— start Information given —
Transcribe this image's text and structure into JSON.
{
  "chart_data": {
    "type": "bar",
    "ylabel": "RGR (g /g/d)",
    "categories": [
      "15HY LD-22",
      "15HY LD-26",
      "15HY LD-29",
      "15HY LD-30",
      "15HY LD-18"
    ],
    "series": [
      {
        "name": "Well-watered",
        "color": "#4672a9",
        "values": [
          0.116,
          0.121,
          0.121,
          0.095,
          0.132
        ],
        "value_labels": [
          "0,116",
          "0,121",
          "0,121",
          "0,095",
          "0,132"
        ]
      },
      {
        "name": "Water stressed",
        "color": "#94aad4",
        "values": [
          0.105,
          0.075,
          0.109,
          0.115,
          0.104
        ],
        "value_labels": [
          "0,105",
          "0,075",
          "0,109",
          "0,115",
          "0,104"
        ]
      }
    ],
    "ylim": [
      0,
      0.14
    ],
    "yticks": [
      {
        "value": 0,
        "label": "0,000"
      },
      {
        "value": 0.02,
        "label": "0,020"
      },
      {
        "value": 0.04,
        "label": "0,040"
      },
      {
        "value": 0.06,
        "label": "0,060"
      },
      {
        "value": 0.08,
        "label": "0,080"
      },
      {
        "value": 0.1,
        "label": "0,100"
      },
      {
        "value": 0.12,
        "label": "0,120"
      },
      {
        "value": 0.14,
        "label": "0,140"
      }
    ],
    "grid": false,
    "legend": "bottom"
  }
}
— end Information given —
**Task directions**
Exactly as written, please output every entry.

**Exercise response**
Transcribe this image's text and structure into JSON.
{
  "chart_data": {
    "type": "bar",
    "ylabel": "RGR (g /g/d)",
    "categories": [
      "15HY LD-22",
      "15HY LD-26",
      "15HY LD-29",
      "15HY LD-30",
      "15HY LD-18"
    ],
    "series": [
      {
        "name": "Well-watered",
        "color": "#4672a9",
        "values": [
          0.116,
          0.121,
          0.121,
          0.095,
          0.132
        ],
        "value_labels": [
          "0,116",
          "0,121",
          "0,121",
          "0,095",
          "0,132"
        ]
      },
      {
        "name": "Water stressed",
        "color": "#94aad4",
        "values": [
          0.105,
          0.075,
          0.109,
          0.115,
          0.104
        ],
        "value_labels": [
          "0,105",
          "0,075",
          "0,109",
          "0,115",
          "0,104"
        ]
      }
    ],
    "ylim": [
      0,
      0.14
    ],
    "yticks": [
      {
        "value": 0,
        "label": "0,000"
      },
      {
        "value": 0.02,
        "label": "0,020"
      },
      {
        "value": 0.04,
        "label": "0,040"
      },
      {
        "value": 0.06,
        "label": "0,060"
      },
      {
        "value": 0.08,
        "label": "0,080"
      },
      {
        "value": 0.1,
        "label": "0,100"
      },
      {
        "value": 0.12,
        "label": "0,120"
      },
      {
        "value": 0.14,
        "label": "0,140"
      }
    ],
    "grid": false,
    "legend": "bottom"
  }
}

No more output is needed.